Filter for the word "shower" and keep each matching line.

* Begin *

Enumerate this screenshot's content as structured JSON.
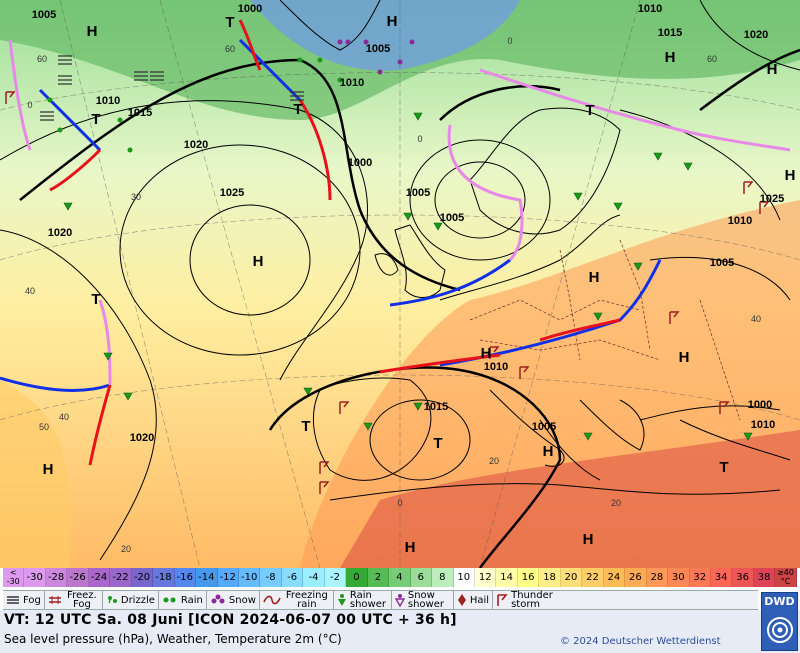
{
  "map": {
    "isobar_labels": [
      "1005",
      "1010",
      "1015",
      "1020",
      "1025",
      "1000",
      "1005",
      "1010",
      "1000",
      "1005",
      "1005",
      "1010",
      "1015",
      "1020",
      "1025",
      "1010",
      "1005",
      "1000",
      "1010",
      "1015",
      "1010",
      "1005",
      "1020",
      "1020"
    ],
    "pressure_centers": [
      "H",
      "H",
      "H",
      "H",
      "H",
      "H",
      "H",
      "H",
      "H",
      "H",
      "H",
      "H",
      "H",
      "T",
      "T",
      "T",
      "T",
      "T",
      "T",
      "T",
      "T"
    ],
    "temperature_labels": [
      "60",
      "60",
      "60",
      "40",
      "40",
      "40",
      "20",
      "20",
      "20",
      "30",
      "50",
      "0",
      "0",
      "0",
      "0"
    ],
    "colors": {
      "warm_front": "#e8101a",
      "cold_front": "#1030e8",
      "occluded_front": "#e888e8",
      "isobar": "#000000",
      "rain_symbol": "#1a9a1a",
      "thunder_symbol": "#a02020"
    }
  },
  "temperature_scale": {
    "unit": "°C",
    "first_label_top": "<",
    "first_label_bottom": "-30",
    "last_label_top": "≥40",
    "last_label_bottom": "°C",
    "values": [
      "-30",
      "-28",
      "-26",
      "-24",
      "-22",
      "-20",
      "-18",
      "-16",
      "-14",
      "-12",
      "-10",
      "-8",
      "-6",
      "-4",
      "-2",
      "0",
      "2",
      "4",
      "6",
      "8",
      "10",
      "12",
      "14",
      "16",
      "18",
      "20",
      "22",
      "24",
      "26",
      "28",
      "30",
      "32",
      "34",
      "36",
      "38"
    ],
    "colors": [
      "#dd99ee",
      "#cc88dd",
      "#bb77cc",
      "#aa66cc",
      "#9966cc",
      "#7766cc",
      "#6677dd",
      "#5588ee",
      "#4499ee",
      "#55aaff",
      "#66bbff",
      "#77ccff",
      "#88ddff",
      "#99eeff",
      "#aaf5ff",
      "#33aa33",
      "#55bb55",
      "#77cc77",
      "#99dd99",
      "#bbeebb",
      "#ffffff",
      "#ffffcc",
      "#ffffaa",
      "#ffff88",
      "#ffee88",
      "#ffdd77",
      "#ffcc66",
      "#ffbb55",
      "#ffaa55",
      "#ff9955",
      "#ff8855",
      "#ff7755",
      "#ff6655",
      "#ee5555",
      "#dd4455"
    ]
  },
  "legend": {
    "fog": "Fog",
    "freezing_fog": "Freez. Fog",
    "drizzle": "Drizzle",
    "rain": "Rain",
    "snow": "Snow",
    "freezing_rain": "Freezing rain",
    "rain_shower": "Rain shower",
    "snow_shower": "Snow shower",
    "hail": "Hail",
    "thunderstorm": "Thunder storm"
  },
  "footer": {
    "valid_time": "VT: 12 UTC Sa.  08 Juni [ICON 2024-06-07  00 UTC + 36 h]",
    "description": "Sea level pressure (hPa), Weather, Temperature 2m (°C)",
    "copyright": "© 2024 Deutscher Wetterdienst",
    "logo_text": "DWD"
  }
}
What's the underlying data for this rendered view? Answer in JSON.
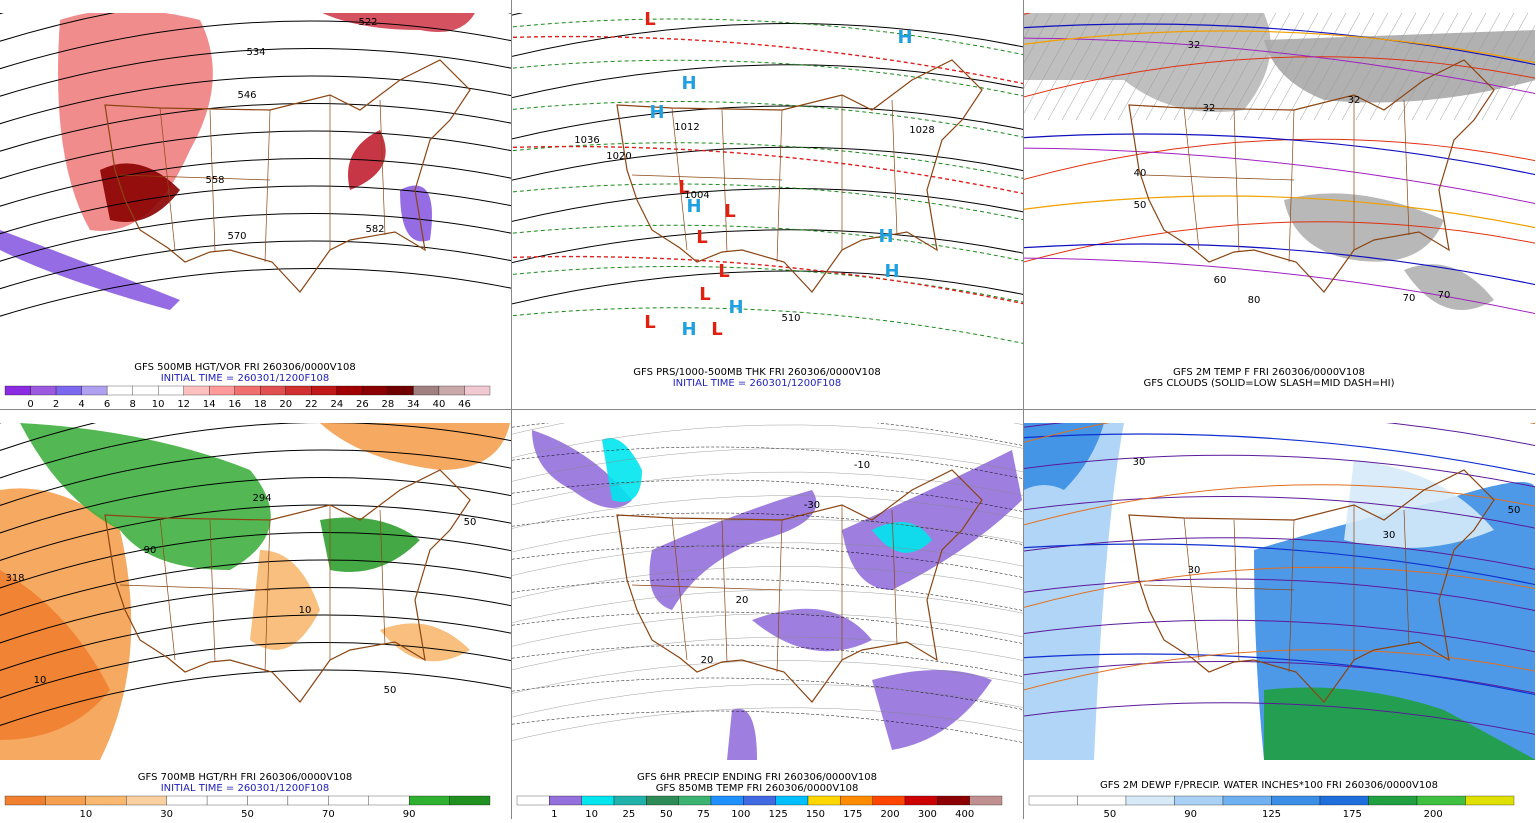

* End *

▸ **In response**
    "rain_shower": "Rain shower",
    "snow_shower": "Snow shower",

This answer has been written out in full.